> _RECORDS SUPPLIED_
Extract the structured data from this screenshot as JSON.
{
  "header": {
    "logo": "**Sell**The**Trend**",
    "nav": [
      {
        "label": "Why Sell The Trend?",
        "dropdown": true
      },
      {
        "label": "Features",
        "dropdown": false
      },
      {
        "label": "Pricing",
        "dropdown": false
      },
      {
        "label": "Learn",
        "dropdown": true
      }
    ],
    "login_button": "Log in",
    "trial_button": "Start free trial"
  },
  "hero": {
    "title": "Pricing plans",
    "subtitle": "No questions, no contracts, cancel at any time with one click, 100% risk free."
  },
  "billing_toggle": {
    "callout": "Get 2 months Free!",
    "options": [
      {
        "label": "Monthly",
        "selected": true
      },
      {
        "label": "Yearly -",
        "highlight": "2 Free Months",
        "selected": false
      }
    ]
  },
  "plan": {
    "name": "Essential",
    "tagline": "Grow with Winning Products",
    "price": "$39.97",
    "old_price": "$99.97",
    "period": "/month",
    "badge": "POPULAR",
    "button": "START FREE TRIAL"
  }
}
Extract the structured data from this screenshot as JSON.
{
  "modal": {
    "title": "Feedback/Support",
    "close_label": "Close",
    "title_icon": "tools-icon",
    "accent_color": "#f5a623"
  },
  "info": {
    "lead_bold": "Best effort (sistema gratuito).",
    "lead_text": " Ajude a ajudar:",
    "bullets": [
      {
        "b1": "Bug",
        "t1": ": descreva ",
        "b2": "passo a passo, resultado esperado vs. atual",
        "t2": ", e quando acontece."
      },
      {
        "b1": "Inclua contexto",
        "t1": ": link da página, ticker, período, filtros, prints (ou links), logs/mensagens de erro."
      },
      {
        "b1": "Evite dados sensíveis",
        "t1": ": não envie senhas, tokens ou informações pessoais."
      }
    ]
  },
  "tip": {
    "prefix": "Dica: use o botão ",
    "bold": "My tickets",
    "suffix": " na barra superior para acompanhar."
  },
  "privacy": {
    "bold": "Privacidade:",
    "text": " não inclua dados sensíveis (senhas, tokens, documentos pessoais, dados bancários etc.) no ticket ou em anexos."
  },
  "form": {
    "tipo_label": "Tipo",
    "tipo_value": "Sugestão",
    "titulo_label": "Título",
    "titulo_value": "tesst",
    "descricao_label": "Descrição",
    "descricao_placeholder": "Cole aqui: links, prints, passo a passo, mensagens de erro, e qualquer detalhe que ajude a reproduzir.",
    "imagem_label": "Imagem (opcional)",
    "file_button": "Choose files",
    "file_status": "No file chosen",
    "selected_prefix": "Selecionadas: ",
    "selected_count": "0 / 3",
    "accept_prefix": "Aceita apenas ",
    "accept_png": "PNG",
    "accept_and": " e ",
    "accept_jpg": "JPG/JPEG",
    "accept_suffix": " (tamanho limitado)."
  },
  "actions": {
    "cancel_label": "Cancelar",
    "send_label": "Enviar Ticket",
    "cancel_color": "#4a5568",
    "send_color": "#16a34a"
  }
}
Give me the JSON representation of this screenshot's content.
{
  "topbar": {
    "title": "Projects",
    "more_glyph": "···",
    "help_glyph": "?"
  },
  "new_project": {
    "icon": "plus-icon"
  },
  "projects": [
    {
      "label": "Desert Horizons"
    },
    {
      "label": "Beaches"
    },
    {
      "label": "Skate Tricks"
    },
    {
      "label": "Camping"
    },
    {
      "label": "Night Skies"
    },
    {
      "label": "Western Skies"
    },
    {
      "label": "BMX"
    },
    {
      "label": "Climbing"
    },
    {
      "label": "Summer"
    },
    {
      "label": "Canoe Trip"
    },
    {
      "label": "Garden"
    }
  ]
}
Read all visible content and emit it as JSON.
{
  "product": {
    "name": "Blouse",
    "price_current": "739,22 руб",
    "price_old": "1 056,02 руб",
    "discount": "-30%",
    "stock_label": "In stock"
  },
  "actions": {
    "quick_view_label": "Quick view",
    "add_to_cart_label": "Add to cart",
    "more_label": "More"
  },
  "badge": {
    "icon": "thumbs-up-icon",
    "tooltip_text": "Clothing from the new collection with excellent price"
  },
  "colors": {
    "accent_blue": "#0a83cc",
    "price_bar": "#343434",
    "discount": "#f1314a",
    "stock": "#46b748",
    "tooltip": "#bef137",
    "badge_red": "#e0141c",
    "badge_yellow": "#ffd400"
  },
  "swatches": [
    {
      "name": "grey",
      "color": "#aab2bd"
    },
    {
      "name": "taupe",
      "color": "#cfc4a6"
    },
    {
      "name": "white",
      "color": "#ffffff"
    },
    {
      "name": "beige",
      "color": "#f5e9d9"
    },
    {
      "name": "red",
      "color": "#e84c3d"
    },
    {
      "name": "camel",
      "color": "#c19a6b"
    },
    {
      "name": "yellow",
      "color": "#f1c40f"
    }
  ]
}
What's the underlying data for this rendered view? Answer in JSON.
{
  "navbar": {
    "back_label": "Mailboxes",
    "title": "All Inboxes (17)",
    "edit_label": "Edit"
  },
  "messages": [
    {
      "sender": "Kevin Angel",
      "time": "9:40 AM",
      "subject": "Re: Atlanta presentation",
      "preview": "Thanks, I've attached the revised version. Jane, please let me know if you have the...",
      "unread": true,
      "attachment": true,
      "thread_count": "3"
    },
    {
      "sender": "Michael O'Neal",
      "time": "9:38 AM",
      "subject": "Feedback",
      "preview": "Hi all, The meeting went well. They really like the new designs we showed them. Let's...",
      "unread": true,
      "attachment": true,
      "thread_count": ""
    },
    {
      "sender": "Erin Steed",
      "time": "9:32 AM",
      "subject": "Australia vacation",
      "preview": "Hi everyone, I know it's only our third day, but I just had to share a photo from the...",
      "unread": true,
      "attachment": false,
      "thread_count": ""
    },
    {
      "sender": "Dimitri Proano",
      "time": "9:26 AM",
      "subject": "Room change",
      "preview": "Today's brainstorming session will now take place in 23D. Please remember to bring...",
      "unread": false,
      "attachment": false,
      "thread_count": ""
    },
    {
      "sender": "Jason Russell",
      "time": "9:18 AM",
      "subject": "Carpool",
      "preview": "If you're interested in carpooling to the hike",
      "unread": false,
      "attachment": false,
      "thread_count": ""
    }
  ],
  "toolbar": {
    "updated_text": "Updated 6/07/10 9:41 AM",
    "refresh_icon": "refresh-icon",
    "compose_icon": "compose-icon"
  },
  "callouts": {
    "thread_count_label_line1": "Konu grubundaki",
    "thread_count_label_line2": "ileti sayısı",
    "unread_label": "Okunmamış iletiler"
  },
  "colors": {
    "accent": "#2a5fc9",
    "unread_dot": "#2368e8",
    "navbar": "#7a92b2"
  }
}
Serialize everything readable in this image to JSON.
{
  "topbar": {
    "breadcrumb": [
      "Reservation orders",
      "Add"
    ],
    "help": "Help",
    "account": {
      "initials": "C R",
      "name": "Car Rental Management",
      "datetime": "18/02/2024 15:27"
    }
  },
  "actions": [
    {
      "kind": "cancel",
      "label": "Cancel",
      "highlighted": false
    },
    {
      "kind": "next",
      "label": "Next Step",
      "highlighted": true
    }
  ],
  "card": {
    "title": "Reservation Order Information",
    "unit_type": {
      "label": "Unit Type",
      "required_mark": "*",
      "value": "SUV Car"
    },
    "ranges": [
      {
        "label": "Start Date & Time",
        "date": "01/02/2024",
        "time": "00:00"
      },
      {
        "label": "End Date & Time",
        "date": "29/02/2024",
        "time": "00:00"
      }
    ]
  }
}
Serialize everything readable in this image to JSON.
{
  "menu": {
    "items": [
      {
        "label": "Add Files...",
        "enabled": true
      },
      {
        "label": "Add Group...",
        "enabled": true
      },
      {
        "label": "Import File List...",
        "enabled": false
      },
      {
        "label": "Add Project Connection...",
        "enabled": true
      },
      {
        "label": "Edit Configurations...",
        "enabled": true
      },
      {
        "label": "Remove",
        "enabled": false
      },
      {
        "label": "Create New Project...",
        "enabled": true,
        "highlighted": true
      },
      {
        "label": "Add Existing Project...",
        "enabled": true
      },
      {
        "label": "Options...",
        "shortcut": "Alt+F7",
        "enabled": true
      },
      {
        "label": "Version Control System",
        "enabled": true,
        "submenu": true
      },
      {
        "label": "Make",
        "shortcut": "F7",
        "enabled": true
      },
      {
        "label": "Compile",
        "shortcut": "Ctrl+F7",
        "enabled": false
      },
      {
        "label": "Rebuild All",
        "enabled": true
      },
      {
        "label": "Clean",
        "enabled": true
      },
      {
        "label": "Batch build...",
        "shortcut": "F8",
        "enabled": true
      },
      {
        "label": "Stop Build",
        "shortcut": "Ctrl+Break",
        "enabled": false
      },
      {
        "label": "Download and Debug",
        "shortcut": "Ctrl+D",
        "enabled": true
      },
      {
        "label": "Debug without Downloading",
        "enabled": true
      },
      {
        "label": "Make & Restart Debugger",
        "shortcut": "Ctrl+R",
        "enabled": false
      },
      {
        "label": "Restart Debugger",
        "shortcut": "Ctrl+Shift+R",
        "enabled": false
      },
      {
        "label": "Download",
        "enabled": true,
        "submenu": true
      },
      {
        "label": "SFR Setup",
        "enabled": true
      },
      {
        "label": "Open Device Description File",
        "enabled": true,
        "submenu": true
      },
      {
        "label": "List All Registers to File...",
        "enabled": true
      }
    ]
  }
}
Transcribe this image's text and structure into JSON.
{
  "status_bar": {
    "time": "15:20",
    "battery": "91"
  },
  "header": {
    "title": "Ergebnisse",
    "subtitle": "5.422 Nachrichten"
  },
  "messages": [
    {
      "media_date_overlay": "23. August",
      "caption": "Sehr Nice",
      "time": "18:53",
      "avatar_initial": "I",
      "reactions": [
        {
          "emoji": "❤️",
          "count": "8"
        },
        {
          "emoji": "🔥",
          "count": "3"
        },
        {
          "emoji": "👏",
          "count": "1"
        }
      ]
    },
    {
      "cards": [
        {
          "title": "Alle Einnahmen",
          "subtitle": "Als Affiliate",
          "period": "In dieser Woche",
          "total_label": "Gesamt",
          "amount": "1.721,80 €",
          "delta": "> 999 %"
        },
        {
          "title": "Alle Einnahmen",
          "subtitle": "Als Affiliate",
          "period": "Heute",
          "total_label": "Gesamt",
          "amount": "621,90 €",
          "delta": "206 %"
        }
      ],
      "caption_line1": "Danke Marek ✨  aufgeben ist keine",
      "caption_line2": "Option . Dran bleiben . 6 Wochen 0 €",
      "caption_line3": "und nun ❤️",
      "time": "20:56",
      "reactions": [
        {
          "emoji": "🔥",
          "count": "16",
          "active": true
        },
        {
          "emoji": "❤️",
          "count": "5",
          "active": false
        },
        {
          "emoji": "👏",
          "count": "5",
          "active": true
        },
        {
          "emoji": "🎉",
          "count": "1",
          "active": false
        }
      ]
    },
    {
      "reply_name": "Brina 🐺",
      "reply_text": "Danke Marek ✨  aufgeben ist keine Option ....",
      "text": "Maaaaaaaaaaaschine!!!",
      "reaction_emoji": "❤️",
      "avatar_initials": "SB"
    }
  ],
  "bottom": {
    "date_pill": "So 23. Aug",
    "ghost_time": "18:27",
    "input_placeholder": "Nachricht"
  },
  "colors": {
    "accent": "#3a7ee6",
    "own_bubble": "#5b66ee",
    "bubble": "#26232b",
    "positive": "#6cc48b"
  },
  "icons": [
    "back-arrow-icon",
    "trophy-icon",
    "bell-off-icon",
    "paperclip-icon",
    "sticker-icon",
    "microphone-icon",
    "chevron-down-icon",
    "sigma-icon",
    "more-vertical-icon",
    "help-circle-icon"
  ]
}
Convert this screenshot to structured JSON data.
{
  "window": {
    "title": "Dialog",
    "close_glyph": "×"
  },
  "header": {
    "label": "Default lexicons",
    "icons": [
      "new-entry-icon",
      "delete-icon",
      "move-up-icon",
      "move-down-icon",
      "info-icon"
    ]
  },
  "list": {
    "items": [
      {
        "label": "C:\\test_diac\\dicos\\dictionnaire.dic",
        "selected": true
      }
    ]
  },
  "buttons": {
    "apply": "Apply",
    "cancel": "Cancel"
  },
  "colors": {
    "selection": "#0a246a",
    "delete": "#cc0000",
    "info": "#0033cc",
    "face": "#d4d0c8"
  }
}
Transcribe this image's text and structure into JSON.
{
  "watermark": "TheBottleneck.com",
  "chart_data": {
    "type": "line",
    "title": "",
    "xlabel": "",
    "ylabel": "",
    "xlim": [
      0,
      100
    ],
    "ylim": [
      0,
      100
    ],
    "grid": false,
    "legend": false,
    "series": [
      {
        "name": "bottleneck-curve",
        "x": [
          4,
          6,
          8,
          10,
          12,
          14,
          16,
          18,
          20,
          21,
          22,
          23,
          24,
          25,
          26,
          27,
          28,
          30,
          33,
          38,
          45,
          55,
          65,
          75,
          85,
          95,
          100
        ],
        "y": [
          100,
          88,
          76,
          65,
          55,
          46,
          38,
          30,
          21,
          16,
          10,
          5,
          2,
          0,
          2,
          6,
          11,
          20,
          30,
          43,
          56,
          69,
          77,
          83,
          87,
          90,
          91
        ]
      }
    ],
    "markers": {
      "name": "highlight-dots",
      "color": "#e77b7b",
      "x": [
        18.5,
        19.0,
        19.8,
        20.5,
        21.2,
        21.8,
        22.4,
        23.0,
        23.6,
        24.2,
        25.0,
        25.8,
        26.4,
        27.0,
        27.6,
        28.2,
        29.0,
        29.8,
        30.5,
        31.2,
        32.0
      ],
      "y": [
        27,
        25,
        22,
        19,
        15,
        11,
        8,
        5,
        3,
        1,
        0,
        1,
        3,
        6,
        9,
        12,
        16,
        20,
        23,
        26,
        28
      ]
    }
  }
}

> _WORK TO DO_
Pick every line with "dados" in it and copy it.

> _EXERCISE RESULT_
        "b1": "Evite dados sensíveis",
    "text": " não inclua dados sensíveis (senhas, tokens, documentos pessoais, dados bancários etc.) no ticket ou em anexos."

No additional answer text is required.